§ **Given exercise**
Please output the lines shown below exactly as they appear.

*-*-*

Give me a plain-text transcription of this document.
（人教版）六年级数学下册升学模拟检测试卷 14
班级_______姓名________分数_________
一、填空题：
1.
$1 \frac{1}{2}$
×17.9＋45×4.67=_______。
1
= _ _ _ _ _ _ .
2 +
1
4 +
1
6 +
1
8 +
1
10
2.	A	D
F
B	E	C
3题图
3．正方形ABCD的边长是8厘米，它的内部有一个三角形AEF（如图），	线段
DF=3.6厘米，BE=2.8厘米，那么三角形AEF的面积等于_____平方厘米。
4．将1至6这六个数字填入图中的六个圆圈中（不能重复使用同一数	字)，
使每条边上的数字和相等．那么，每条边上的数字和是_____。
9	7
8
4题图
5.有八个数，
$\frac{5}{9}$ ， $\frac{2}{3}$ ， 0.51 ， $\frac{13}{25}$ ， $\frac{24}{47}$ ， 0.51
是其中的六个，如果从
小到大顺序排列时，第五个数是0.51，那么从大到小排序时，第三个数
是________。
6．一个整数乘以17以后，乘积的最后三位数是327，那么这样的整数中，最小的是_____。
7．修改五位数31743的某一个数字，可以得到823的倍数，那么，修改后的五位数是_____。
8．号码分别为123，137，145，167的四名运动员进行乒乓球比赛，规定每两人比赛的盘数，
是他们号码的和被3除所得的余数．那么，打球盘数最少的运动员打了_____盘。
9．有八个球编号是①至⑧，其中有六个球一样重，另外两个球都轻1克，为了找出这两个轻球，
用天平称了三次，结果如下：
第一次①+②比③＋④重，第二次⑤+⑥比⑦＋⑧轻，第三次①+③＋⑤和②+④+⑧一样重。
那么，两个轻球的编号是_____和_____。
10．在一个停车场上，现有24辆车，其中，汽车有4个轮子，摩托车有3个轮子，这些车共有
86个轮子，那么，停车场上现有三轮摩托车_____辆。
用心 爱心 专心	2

*-*-*

§ **Correct response**
Give me a plain-text transcription of this document.
（人教版）六年级数学下册升学模拟检测试卷 14
班级_______姓名________分数_________
一、填空题：
1.
$1 \frac{1}{2}$
×17.9＋45×4.67=_______。
1
= _ _ _ _ _ _ .
2 +
1
4 +
1
6 +
1
8 +
1
10
2.	A	D
F
B	E	C
3题图
3．正方形ABCD的边长是8厘米，它的内部有一个三角形AEF（如图），	线段
DF=3.6厘米，BE=2.8厘米，那么三角形AEF的面积等于_____平方厘米。
4．将1至6这六个数字填入图中的六个圆圈中（不能重复使用同一数	字)，
使每条边上的数字和相等．那么，每条边上的数字和是_____。
9	7
8
4题图
5.有八个数，
$\frac{5}{9}$ ， $\frac{2}{3}$ ， 0.51 ， $\frac{13}{25}$ ， $\frac{24}{47}$ ， 0.51
是其中的六个，如果从
小到大顺序排列时，第五个数是0.51，那么从大到小排序时，第三个数
是________。
6．一个整数乘以17以后，乘积的最后三位数是327，那么这样的整数中，最小的是_____。
7．修改五位数31743的某一个数字，可以得到823的倍数，那么，修改后的五位数是_____。
8．号码分别为123，137，145，167的四名运动员进行乒乓球比赛，规定每两人比赛的盘数，
是他们号码的和被3除所得的余数．那么，打球盘数最少的运动员打了_____盘。
9．有八个球编号是①至⑧，其中有六个球一样重，另外两个球都轻1克，为了找出这两个轻球，
用天平称了三次，结果如下：
第一次①+②比③＋④重，第二次⑤+⑥比⑦＋⑧轻，第三次①+③＋⑤和②+④+⑧一样重。
那么，两个轻球的编号是_____和_____。
10．在一个停车场上，现有24辆车，其中，汽车有4个轮子，摩托车有3个轮子，这些车共有
86个轮子，那么，停车场上现有三轮摩托车_____辆。
用心 爱心 专心	2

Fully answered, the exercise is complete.